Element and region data
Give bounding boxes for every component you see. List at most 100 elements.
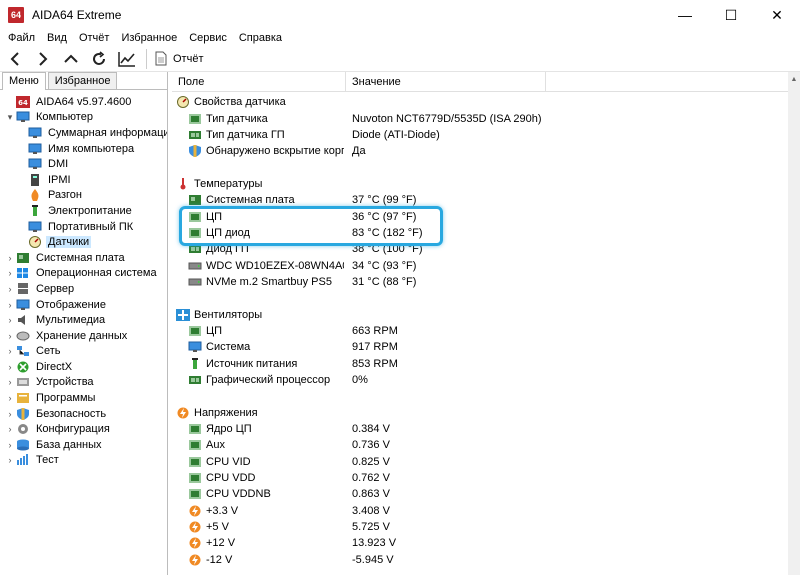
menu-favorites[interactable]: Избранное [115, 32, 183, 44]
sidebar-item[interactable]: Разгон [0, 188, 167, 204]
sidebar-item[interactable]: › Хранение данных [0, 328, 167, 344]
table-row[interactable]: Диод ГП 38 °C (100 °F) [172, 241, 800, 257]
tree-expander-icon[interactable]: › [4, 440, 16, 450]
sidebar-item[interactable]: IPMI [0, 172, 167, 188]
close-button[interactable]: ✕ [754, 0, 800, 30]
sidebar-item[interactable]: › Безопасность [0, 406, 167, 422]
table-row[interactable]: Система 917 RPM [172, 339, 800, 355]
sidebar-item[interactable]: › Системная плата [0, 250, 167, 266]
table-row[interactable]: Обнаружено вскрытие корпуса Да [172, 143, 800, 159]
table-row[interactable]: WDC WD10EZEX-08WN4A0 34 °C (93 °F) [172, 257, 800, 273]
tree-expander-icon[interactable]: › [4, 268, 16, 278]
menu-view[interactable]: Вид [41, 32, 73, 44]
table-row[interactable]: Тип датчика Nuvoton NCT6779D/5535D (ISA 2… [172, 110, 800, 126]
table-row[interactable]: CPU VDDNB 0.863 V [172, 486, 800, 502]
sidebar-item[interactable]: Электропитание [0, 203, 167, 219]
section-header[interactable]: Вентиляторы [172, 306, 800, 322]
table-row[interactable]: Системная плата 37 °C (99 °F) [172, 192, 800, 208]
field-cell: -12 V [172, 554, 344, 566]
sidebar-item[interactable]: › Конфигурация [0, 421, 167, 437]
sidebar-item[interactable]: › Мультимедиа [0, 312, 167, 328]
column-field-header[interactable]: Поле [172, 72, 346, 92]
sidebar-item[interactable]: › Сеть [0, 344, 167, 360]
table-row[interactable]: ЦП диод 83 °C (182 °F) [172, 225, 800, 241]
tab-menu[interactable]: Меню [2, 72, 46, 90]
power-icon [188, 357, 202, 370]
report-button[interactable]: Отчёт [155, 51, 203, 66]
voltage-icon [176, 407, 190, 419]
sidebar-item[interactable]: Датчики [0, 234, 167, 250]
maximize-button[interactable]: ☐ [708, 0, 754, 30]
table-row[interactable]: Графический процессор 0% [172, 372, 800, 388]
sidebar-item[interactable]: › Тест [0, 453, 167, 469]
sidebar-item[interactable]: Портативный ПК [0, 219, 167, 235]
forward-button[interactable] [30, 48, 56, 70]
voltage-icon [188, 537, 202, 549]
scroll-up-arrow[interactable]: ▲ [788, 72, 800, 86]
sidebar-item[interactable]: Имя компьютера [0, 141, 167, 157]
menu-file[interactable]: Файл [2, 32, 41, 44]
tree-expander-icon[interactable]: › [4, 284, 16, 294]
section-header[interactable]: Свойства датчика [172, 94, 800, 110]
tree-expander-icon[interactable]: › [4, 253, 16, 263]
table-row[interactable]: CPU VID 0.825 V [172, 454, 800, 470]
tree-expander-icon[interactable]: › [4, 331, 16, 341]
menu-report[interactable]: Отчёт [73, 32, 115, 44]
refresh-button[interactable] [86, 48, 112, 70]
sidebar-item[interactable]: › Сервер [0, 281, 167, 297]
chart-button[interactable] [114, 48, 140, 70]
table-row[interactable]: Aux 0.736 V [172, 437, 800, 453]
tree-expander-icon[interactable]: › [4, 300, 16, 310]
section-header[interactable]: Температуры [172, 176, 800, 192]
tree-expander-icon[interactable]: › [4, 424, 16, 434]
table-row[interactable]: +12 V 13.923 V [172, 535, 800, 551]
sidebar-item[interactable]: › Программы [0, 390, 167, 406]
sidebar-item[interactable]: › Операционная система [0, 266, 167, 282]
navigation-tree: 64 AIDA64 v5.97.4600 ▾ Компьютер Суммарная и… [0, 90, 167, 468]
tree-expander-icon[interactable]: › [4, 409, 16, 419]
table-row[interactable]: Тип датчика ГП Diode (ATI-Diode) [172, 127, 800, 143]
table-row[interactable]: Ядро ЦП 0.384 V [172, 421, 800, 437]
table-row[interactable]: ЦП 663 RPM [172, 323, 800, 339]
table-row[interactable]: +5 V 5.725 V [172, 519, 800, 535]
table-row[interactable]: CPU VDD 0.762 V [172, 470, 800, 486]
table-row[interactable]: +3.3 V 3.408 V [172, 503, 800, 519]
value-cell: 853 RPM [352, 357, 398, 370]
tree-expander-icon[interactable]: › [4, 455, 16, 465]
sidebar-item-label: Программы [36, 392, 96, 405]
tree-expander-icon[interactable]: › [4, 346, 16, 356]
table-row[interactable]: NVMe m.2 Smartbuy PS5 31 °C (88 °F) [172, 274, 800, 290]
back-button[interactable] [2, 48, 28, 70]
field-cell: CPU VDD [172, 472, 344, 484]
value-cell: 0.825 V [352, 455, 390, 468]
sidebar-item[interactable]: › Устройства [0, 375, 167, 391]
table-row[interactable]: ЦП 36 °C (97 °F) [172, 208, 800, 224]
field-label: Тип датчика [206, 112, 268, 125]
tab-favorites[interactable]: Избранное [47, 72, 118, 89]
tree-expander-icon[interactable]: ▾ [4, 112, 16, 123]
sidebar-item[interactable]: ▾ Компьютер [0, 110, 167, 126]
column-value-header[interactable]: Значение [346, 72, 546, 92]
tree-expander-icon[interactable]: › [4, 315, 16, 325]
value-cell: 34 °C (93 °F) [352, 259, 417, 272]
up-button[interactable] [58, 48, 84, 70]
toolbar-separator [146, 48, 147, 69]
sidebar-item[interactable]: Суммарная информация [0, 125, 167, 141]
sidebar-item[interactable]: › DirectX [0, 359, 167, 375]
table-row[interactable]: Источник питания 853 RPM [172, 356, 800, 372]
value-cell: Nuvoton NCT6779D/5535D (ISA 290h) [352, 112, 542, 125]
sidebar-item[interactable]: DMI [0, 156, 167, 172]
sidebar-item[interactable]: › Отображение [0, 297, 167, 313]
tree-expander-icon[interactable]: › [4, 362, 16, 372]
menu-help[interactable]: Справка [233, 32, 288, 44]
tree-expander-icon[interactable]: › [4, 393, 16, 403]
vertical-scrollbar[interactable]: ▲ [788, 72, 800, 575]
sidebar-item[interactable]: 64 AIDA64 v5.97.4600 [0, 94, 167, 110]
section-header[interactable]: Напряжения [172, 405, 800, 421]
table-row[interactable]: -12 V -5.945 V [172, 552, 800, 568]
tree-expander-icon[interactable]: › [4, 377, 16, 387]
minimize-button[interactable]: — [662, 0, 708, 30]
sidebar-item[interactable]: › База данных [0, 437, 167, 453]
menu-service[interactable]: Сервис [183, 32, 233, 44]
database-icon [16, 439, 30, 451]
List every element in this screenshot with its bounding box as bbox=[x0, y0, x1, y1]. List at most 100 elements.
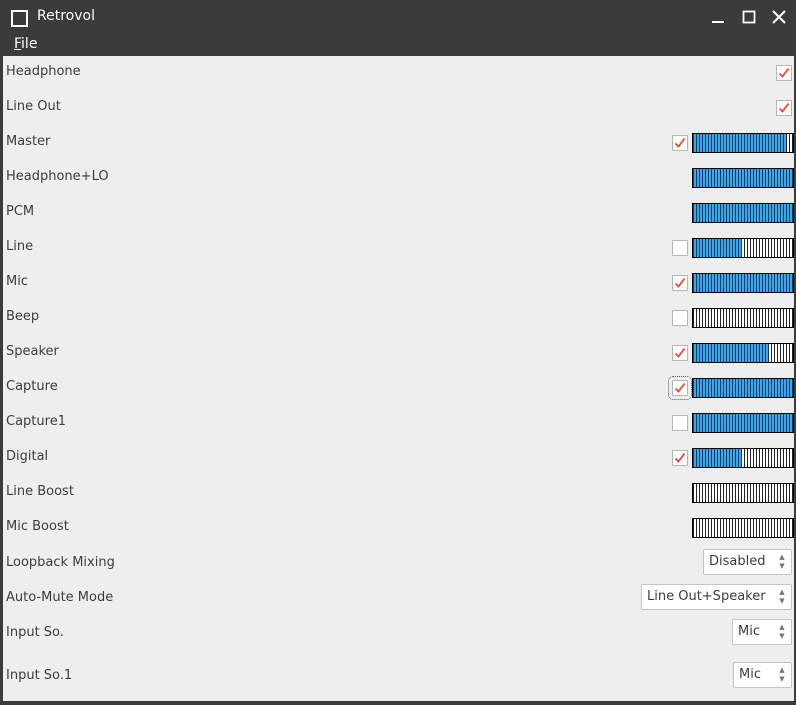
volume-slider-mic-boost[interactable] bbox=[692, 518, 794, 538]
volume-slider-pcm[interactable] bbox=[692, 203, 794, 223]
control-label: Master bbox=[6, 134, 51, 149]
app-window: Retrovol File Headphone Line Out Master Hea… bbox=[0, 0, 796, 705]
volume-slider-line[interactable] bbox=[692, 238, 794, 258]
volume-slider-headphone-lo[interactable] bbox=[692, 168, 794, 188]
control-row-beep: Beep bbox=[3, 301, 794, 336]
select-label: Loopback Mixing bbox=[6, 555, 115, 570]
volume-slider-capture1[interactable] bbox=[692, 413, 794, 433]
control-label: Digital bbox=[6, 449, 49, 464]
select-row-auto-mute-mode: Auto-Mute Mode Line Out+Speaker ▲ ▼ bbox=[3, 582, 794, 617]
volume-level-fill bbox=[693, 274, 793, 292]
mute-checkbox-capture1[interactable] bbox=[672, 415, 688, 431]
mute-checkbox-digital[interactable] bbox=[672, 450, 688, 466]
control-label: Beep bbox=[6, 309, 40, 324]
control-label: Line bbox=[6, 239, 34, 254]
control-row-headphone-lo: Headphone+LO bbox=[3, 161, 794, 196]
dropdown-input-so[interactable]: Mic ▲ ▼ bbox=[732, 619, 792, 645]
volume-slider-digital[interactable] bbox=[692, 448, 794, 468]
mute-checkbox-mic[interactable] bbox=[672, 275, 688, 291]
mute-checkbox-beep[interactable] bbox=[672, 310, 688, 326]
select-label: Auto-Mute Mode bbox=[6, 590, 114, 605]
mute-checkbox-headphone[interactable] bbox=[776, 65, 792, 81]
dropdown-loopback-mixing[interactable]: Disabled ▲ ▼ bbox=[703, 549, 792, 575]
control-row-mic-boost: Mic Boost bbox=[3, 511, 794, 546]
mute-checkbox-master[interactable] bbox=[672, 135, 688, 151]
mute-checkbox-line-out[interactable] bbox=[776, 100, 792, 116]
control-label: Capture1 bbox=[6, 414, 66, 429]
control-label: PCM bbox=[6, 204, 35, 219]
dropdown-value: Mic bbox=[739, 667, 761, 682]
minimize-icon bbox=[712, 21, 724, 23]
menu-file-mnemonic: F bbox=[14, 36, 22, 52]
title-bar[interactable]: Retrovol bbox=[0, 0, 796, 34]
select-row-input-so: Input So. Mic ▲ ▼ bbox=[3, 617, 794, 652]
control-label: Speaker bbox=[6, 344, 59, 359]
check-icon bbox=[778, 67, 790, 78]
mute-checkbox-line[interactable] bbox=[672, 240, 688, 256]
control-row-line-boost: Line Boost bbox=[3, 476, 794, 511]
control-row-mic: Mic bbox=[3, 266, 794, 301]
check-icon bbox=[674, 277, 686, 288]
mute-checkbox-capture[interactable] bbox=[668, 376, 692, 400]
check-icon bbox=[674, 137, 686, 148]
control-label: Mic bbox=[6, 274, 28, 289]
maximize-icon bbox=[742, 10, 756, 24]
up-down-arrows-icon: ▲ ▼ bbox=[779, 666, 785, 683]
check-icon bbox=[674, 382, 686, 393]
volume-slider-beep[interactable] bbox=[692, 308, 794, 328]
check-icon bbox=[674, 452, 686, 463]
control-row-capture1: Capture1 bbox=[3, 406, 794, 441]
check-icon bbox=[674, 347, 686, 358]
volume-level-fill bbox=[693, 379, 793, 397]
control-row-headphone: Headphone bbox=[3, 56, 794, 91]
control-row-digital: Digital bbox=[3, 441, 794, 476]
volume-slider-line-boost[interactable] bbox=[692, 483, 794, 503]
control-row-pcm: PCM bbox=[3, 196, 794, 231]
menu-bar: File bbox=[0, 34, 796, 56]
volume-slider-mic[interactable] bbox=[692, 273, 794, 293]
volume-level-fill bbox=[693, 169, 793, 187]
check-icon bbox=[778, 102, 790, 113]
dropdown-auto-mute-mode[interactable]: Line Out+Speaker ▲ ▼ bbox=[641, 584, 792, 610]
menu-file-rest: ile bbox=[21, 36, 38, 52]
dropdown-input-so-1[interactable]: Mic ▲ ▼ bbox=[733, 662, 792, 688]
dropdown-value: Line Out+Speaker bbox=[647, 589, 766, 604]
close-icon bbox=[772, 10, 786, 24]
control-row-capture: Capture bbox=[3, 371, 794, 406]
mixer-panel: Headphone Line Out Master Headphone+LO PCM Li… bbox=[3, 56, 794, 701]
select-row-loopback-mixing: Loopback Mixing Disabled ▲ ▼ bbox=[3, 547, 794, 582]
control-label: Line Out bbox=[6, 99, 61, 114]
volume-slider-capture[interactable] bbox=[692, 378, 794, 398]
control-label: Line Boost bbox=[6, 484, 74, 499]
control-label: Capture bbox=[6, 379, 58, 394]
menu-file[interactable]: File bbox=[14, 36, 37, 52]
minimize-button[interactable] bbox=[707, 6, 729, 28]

- _Your instructions_:
Give the lines of the material from the line with "volume-slider-mic-boost[interactable] bbox=[692, 518, 794, 538]" to the line with "volume-slider-line[interactable] bbox=[692, 238, 794, 258]", both included, as a numbered list, leaving out any blank lines.

- _Solved exercise_:
1. volume-slider-mic-boost[interactable] bbox=[692, 518, 794, 538]
2. volume-slider-pcm[interactable] bbox=[692, 203, 794, 223]
3. control-label: Master bbox=[6, 134, 51, 149]
4. app-window: Retrovol File Headphone Line Out Master Hea… bbox=[0, 0, 796, 705]
5. volume-slider-line[interactable] bbox=[692, 238, 794, 258]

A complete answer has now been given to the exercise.